**EXERCISE:** Quote the records below in full, exactly as given, with the images taken out.

**Items from a data source:**
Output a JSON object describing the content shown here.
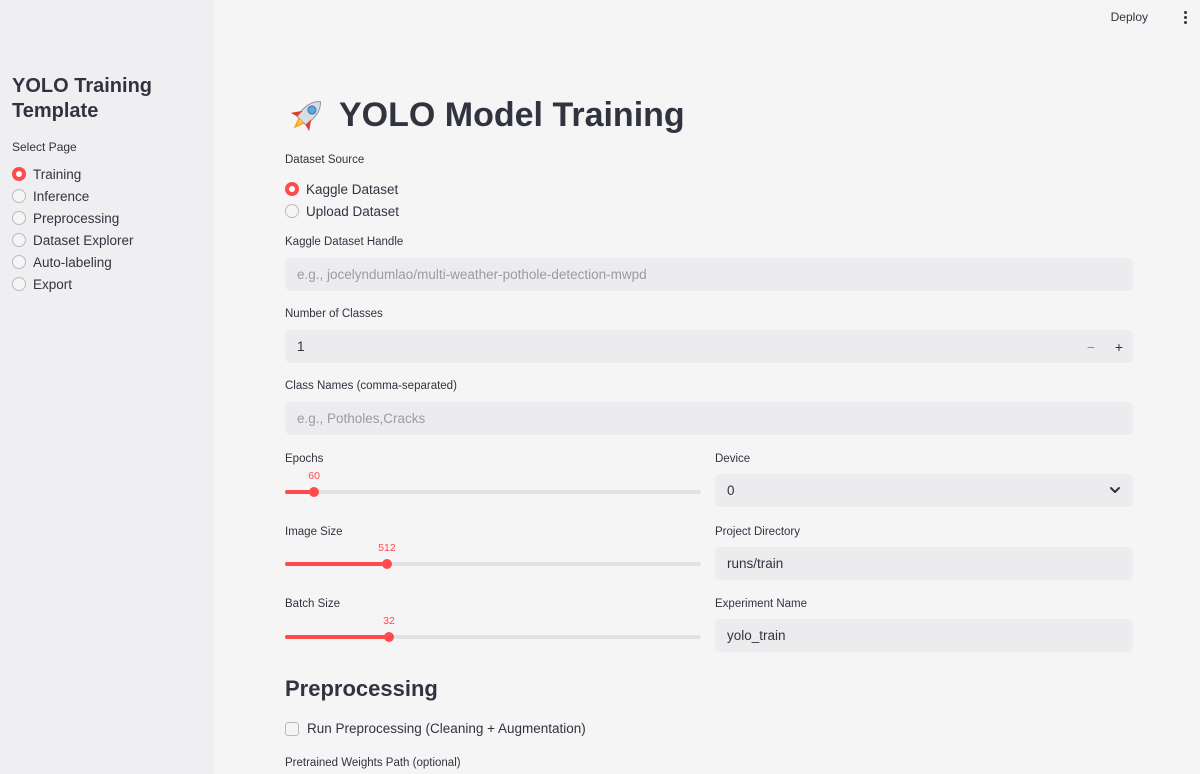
{
  "topbar": {
    "deploy_label": "Deploy",
    "menu_icon": "kebab-menu-icon"
  },
  "sidebar": {
    "title": "YOLO Training Template",
    "select_label": "Select Page",
    "items": [
      {
        "label": "Training",
        "selected": true
      },
      {
        "label": "Inference",
        "selected": false
      },
      {
        "label": "Preprocessing",
        "selected": false
      },
      {
        "label": "Dataset Explorer",
        "selected": false
      },
      {
        "label": "Auto-labeling",
        "selected": false
      },
      {
        "label": "Export",
        "selected": false
      }
    ]
  },
  "main": {
    "title_icon": "rocket-icon",
    "title": "YOLO Model Training",
    "dataset_source": {
      "label": "Dataset Source",
      "options": [
        {
          "label": "Kaggle Dataset",
          "selected": true
        },
        {
          "label": "Upload Dataset",
          "selected": false
        }
      ]
    },
    "kaggle_handle": {
      "label": "Kaggle Dataset Handle",
      "value": "",
      "placeholder": "e.g., jocelyndumlao/multi-weather-pothole-detection-mwpd"
    },
    "num_classes": {
      "label": "Number of Classes",
      "value": "1",
      "minus": "−",
      "plus": "+"
    },
    "class_names": {
      "label": "Class Names (comma-separated)",
      "value": "",
      "placeholder": "e.g., Potholes,Cracks"
    },
    "epochs": {
      "label": "Epochs",
      "value": 60,
      "value_text": "60",
      "fraction": 0.07
    },
    "image_size": {
      "label": "Image Size",
      "value": 512,
      "value_text": "512",
      "fraction": 0.245
    },
    "batch_size": {
      "label": "Batch Size",
      "value": 32,
      "value_text": "32",
      "fraction": 0.25
    },
    "device": {
      "label": "Device",
      "value": "0"
    },
    "project_dir": {
      "label": "Project Directory",
      "value": "runs/train"
    },
    "experiment_name": {
      "label": "Experiment Name",
      "value": "yolo_train"
    },
    "preprocessing": {
      "heading": "Preprocessing",
      "checkbox_label": "Run Preprocessing (Cleaning + Augmentation)",
      "checked": false
    },
    "pretrained_weights": {
      "label": "Pretrained Weights Path (optional)"
    }
  },
  "colors": {
    "accent": "#ff4b4b",
    "sidebar_bg": "#efeff1",
    "input_bg": "#ececef",
    "text": "#31333f"
  }
}
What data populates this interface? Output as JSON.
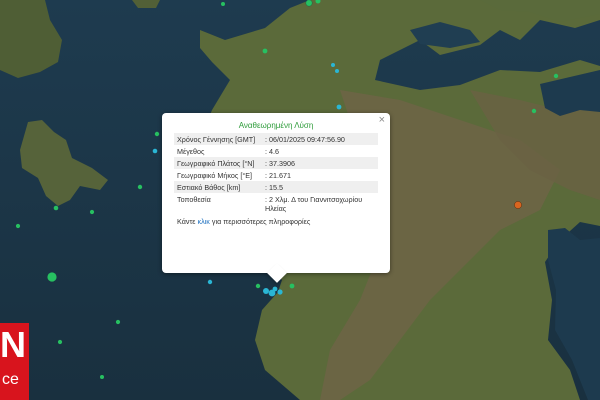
{
  "popup": {
    "title": "Αναθεωρημένη Λύση",
    "close_label": "×",
    "rows": [
      {
        "label": "Χρόνος Γέννησης [GMT]",
        "value": ": 06/01/2025 09:47:56.90"
      },
      {
        "label": "Μέγεθος",
        "value": ": 4.6"
      },
      {
        "label": "Γεωγραφικό Πλάτος [°N]",
        "value": ": 37.3906"
      },
      {
        "label": "Γεωγραφικό Μήκος [°E]",
        "value": ": 21.671"
      },
      {
        "label": "Εστιακό Βάθος [km]",
        "value": ": 15.5"
      },
      {
        "label": "Τοποθεσία",
        "value": ": 2 Χλμ. Δ του Γιαννιτσοχωρίου Ηλείας"
      }
    ],
    "more_prefix": "Κάντε ",
    "more_link": "κλικ",
    "more_suffix": " για περισσότερες πληροφορίες"
  },
  "logo": {
    "line1": "N",
    "line2": "ce"
  },
  "colors": {
    "sea": "#1c3547",
    "land": "#5a6b3a",
    "mountain": "#6f6447",
    "quake_green": "#27c061",
    "quake_cyan": "#2ab6d4",
    "quake_orange": "#d9651f",
    "logo_red": "#d8141d",
    "title_green": "#2e9c3a",
    "link_blue": "#1c6fbf"
  }
}
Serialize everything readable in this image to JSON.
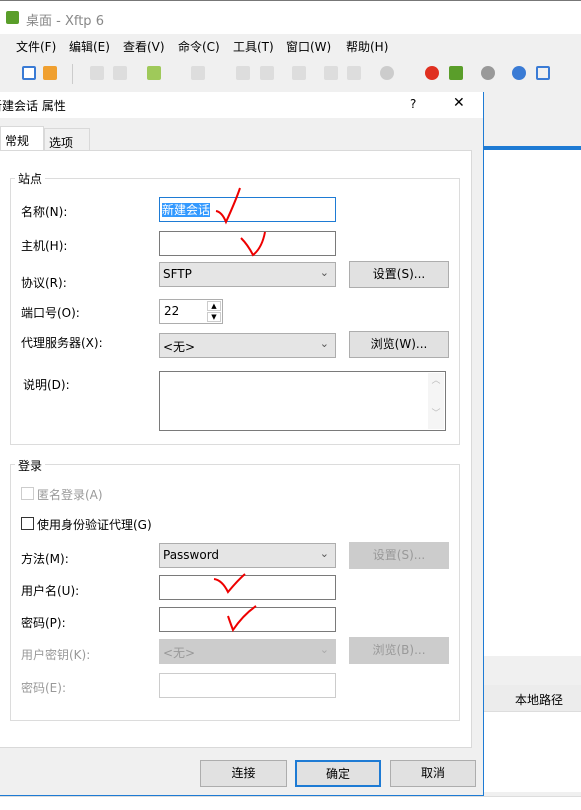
{
  "app": {
    "title": "桌面 - Xftp 6"
  },
  "menu": [
    "文件(F)",
    "编辑(E)",
    "查看(V)",
    "命令(C)",
    "工具(T)",
    "窗口(W)",
    "帮助(H)"
  ],
  "dialog": {
    "title": "新建会话 属性",
    "help": "?",
    "close": "✕",
    "tabs": [
      "常规",
      "选项"
    ],
    "site": {
      "group": "站点",
      "name_label": "名称(N):",
      "name_value": "新建会话",
      "host_label": "主机(H):",
      "host_value": "",
      "protocol_label": "协议(R):",
      "protocol_value": "SFTP",
      "settings_btn": "设置(S)...",
      "port_label": "端口号(O):",
      "port_value": "22",
      "proxy_label": "代理服务器(X):",
      "proxy_value": "<无>",
      "browse_btn": "浏览(W)...",
      "desc_label": "说明(D):",
      "desc_value": ""
    },
    "login": {
      "group": "登录",
      "anonymous": "匿名登录(A)",
      "auth_agent": "使用身份验证代理(G)",
      "method_label": "方法(M):",
      "method_value": "Password",
      "settings_btn": "设置(S)...",
      "user_label": "用户名(U):",
      "user_value": "",
      "pwd_label": "密码(P):",
      "pwd_value": "",
      "key_label": "用户密钥(K):",
      "key_value": "<无>",
      "key_browse_btn": "浏览(B)...",
      "passphrase_label": "密码(E):",
      "passphrase_value": ""
    },
    "buttons": {
      "connect": "连接",
      "ok": "确定",
      "cancel": "取消"
    }
  },
  "background": {
    "column_header": "本地路径"
  },
  "colors": {
    "accent": "#1e7bd4",
    "annotation": "#e00000"
  }
}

**ANSWER TO THIS TASK:**
Output a JSON object describing the content shown here.
{
  "topbar": {
    "deploy_label": "Deploy",
    "menu_icon": "kebab-menu-icon"
  },
  "sidebar": {
    "title": "YOLO Training Template",
    "select_label": "Select Page",
    "items": [
      {
        "label": "Training",
        "selected": true
      },
      {
        "label": "Inference",
        "selected": false
      },
      {
        "label": "Preprocessing",
        "selected": false
      },
      {
        "label": "Dataset Explorer",
        "selected": false
      },
      {
        "label": "Auto-labeling",
        "selected": false
      },
      {
        "label": "Export",
        "selected": false
      }
    ]
  },
  "main": {
    "title_icon": "rocket-icon",
    "title": "YOLO Model Training",
    "dataset_source": {
      "label": "Dataset Source",
      "options": [
        {
          "label": "Kaggle Dataset",
          "selected": true
        },
        {
          "label": "Upload Dataset",
          "selected": false
        }
      ]
    },
    "kaggle_handle": {
      "label": "Kaggle Dataset Handle",
      "value": "",
      "placeholder": "e.g., jocelyndumlao/multi-weather-pothole-detection-mwpd"
    },
    "num_classes": {
      "label": "Number of Classes",
      "value": "1",
      "minus": "−",
      "plus": "+"
    },
    "class_names": {
      "label": "Class Names (comma-separated)",
      "value": "",
      "placeholder": "e.g., Potholes,Cracks"
    },
    "epochs": {
      "label": "Epochs",
      "value": 60,
      "value_text": "60",
      "fraction": 0.07
    },
    "image_size": {
      "label": "Image Size",
      "value": 512,
      "value_text": "512",
      "fraction": 0.245
    },
    "batch_size": {
      "label": "Batch Size",
      "value": 32,
      "value_text": "32",
      "fraction": 0.25
    },
    "device": {
      "label": "Device",
      "value": "0"
    },
    "project_dir": {
      "label": "Project Directory",
      "value": "runs/train"
    },
    "experiment_name": {
      "label": "Experiment Name",
      "value": "yolo_train"
    },
    "preprocessing": {
      "heading": "Preprocessing",
      "checkbox_label": "Run Preprocessing (Cleaning + Augmentation)",
      "checked": false
    },
    "pretrained_weights": {
      "label": "Pretrained Weights Path (optional)"
    }
  },
  "colors": {
    "accent": "#ff4b4b",
    "sidebar_bg": "#efeff1",
    "input_bg": "#ececef",
    "text": "#31333f"
  }
}
What data populates this interface? Output as JSON.
{
  "popup": {
    "title": "Αναθεωρημένη Λύση",
    "close_label": "×",
    "rows": [
      {
        "label": "Χρόνος Γέννησης [GMT]",
        "value": ": 06/01/2025 09:47:56.90"
      },
      {
        "label": "Μέγεθος",
        "value": ": 4.6"
      },
      {
        "label": "Γεωγραφικό Πλάτος [°N]",
        "value": ": 37.3906"
      },
      {
        "label": "Γεωγραφικό Μήκος [°E]",
        "value": ": 21.671"
      },
      {
        "label": "Εστιακό Βάθος [km]",
        "value": ": 15.5"
      },
      {
        "label": "Τοποθεσία",
        "value": ": 2 Χλμ. Δ του Γιαννιτσοχωρίου Ηλείας"
      }
    ],
    "more_prefix": "Κάντε ",
    "more_link": "κλικ",
    "more_suffix": " για περισσότερες πληροφορίες"
  },
  "logo": {
    "line1": "N",
    "line2": "ce"
  },
  "colors": {
    "sea": "#1c3547",
    "land": "#5a6b3a",
    "mountain": "#6f6447",
    "quake_green": "#27c061",
    "quake_cyan": "#2ab6d4",
    "quake_orange": "#d9651f",
    "logo_red": "#d8141d",
    "title_green": "#2e9c3a",
    "link_blue": "#1c6fbf"
  }
}
Serialize everything readable in this image to JSON.
{
  "app": {
    "title": "桌面 - Xftp 6"
  },
  "menu": [
    "文件(F)",
    "编辑(E)",
    "查看(V)",
    "命令(C)",
    "工具(T)",
    "窗口(W)",
    "帮助(H)"
  ],
  "dialog": {
    "title": "新建会话 属性",
    "help": "?",
    "close": "✕",
    "tabs": [
      "常规",
      "选项"
    ],
    "site": {
      "group": "站点",
      "name_label": "名称(N):",
      "name_value": "新建会话",
      "host_label": "主机(H):",
      "host_value": "",
      "protocol_label": "协议(R):",
      "protocol_value": "SFTP",
      "settings_btn": "设置(S)...",
      "port_label": "端口号(O):",
      "port_value": "22",
      "proxy_label": "代理服务器(X):",
      "proxy_value": "<无>",
      "browse_btn": "浏览(W)...",
      "desc_label": "说明(D):",
      "desc_value": ""
    },
    "login": {
      "group": "登录",
      "anonymous": "匿名登录(A)",
      "auth_agent": "使用身份验证代理(G)",
      "method_label": "方法(M):",
      "method_value": "Password",
      "settings_btn": "设置(S)...",
      "user_label": "用户名(U):",
      "user_value": "",
      "pwd_label": "密码(P):",
      "pwd_value": "",
      "key_label": "用户密钥(K):",
      "key_value": "<无>",
      "key_browse_btn": "浏览(B)...",
      "passphrase_label": "密码(E):",
      "passphrase_value": ""
    },
    "buttons": {
      "connect": "连接",
      "ok": "确定",
      "cancel": "取消"
    }
  },
  "background": {
    "column_header": "本地路径"
  },
  "colors": {
    "accent": "#1e7bd4",
    "annotation": "#e00000"
  }
}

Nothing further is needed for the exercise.